--- Provided text Enclosed Below ---
= Sidney Holt =

British marine biologist

Sidney J. Holt (28 February 1926 – 22 December 2019) was a British biologist who was a founder of fisheries science. He was best known for the book On the Dynamics of Exploited Fish Populations which he published with Ray Beverton in 1957. The book is a cornerstone of modern fisheries science and remains much used today. Holt served with the FAO in 1953 and with other UN agencies for another 25 years. After his retirement in 1979, Holt remained active in work related to the International Whaling Commission and conservation of whales in general, also publishing his views about whaling and fisheries management in academic journals.

==Achievements==
Much of the foundations of quantitative fisheries science were laid out in the book On the Dynamics of Exploited Fish Populations which Beverton and Holt wrote at the Fisheries Laboratory in Lowestoft (UK). In his review of the 1993 reprint of the book, Ray Hilborn writes "It is remarkable how the book has stood the test of time and still provides a survey of the important topics in fisheries management." The book was reprinted in 2004 with a new foreword by Holt.

Holt's later achievements mostly related to whaling. According to Beverton, Holt "saved the great whales in the early 1970s". The legacy of the 1957 Beverton and Holt treatise is commemorated in the volume Advances in Fisheries Science. 50 years on from Beverton and Holt. The volume includes a foreword by Holt. Outside fisheries science, Holt is best known for the Beverton–Holt model. In population ecology the model is used as a stand-alone discrete time population model or as a model of density dependence in larger population models. Originally the model had a more specific usage; it was devised to describe the dependence of recruitment on spawning stock biomass.

==The International Whaling Commission (IWC) and The Committee of Three==
Holt worked on the International Whaling Commission's panel termed The Committee of Three that found new methods to calculate whaling quotas. The group analyzed whaling data (catches, the number of whaling boats etc.) to come up with proposals for annual quotas for whales. The panel's report, in 1961, was the international whaling commission's first attempt to come up with quotas that would permit whaling while allowing the whale population to increase. The three scientists on the panel (Kenneth Radway Allen, Douglas G. Chapman and Holt) were selected because they specialized in fisheries research but were not officially connected with Norway, the Soviet Union, the Netherlands, Japan or Britain, the countries conducting the whaling they were to study. The quotas recommended were so much lower than usual that the whaling countries argued over them for many years but eventually they had to lower the quotas. However the whaling countries first adopted interim, compromise quotas which were higher than recommended.
--- End of Enclosed Provided text ---
■ Problem: Please set down, word for word, the passage of the Sidney Holt article between "Sidney J. Holt" and "in academic journals.", inclusive. You won't need the entries below.
--- Dataset entries Enclosed Below ---
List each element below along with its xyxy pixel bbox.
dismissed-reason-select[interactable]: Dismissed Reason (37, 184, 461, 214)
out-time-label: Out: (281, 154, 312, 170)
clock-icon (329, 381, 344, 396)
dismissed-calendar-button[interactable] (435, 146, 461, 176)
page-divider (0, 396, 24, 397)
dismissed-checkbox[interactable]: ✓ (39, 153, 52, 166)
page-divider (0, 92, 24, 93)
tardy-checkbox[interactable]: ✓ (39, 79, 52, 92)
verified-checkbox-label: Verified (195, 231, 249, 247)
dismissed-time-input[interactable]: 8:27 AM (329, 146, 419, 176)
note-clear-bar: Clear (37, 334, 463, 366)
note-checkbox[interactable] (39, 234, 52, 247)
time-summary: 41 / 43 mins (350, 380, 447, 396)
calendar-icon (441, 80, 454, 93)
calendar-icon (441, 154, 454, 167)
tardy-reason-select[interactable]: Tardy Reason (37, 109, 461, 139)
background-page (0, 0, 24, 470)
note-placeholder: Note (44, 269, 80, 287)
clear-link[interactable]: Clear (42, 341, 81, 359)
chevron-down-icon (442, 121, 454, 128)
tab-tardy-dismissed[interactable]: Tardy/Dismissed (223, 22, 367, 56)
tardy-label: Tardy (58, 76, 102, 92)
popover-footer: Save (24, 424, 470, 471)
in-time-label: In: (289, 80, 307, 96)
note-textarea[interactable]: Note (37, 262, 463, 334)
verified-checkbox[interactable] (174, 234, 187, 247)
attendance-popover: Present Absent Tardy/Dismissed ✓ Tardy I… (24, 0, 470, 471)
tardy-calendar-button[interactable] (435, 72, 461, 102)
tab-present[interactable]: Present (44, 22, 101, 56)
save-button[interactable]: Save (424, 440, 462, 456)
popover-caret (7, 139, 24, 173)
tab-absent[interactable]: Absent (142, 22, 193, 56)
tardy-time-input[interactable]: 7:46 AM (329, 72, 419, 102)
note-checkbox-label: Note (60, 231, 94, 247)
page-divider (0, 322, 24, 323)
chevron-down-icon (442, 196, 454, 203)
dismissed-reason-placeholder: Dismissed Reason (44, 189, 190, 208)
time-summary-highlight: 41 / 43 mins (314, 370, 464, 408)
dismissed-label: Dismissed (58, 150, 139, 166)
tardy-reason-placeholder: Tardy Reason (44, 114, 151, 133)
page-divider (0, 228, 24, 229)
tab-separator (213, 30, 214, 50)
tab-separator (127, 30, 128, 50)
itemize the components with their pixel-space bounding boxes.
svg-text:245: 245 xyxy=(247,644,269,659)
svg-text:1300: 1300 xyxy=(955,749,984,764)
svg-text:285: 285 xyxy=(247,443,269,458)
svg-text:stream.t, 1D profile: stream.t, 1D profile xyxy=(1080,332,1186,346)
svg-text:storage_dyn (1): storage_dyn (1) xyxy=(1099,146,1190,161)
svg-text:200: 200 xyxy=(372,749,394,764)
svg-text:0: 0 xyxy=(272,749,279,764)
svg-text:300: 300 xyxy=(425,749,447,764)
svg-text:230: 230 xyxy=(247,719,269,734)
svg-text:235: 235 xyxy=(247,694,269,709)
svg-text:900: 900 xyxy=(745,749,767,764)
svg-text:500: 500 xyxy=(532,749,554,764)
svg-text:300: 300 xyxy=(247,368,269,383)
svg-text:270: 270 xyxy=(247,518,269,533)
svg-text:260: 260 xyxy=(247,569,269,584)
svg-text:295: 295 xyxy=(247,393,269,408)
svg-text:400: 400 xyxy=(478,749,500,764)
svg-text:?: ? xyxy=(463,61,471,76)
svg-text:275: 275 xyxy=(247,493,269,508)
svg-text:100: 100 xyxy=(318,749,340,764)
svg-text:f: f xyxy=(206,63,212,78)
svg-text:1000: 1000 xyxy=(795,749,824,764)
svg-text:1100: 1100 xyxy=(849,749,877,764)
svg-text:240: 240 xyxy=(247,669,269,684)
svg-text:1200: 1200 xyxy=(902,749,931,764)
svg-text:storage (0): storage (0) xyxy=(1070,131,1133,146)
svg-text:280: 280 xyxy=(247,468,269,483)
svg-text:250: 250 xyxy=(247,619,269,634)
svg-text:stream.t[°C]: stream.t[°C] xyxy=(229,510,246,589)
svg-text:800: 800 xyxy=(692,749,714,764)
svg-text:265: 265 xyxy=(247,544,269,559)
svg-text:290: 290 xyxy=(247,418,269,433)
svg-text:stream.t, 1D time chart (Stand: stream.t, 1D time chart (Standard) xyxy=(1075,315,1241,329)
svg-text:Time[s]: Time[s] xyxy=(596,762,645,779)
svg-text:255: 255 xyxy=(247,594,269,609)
--- End of Enclosed Dataset entries ---
■ Task response:
Sidney J. Holt (28 February 1926 – 22 December 2019) was a British biologist who was a founder of fisheries science. He was best known for the book On the Dynamics of Exploited Fish Populations which he published with Ray Beverton in 1957. The book is a cornerstone of modern fisheries science and remains much used today. Holt served with the FAO in 1953 and with other UN agencies for another 25 years. After his retirement in 1979, Holt remained active in work related to the International Whaling Commission and conservation of whales in general, also publishing his views about whaling and fisheries management in academic journals.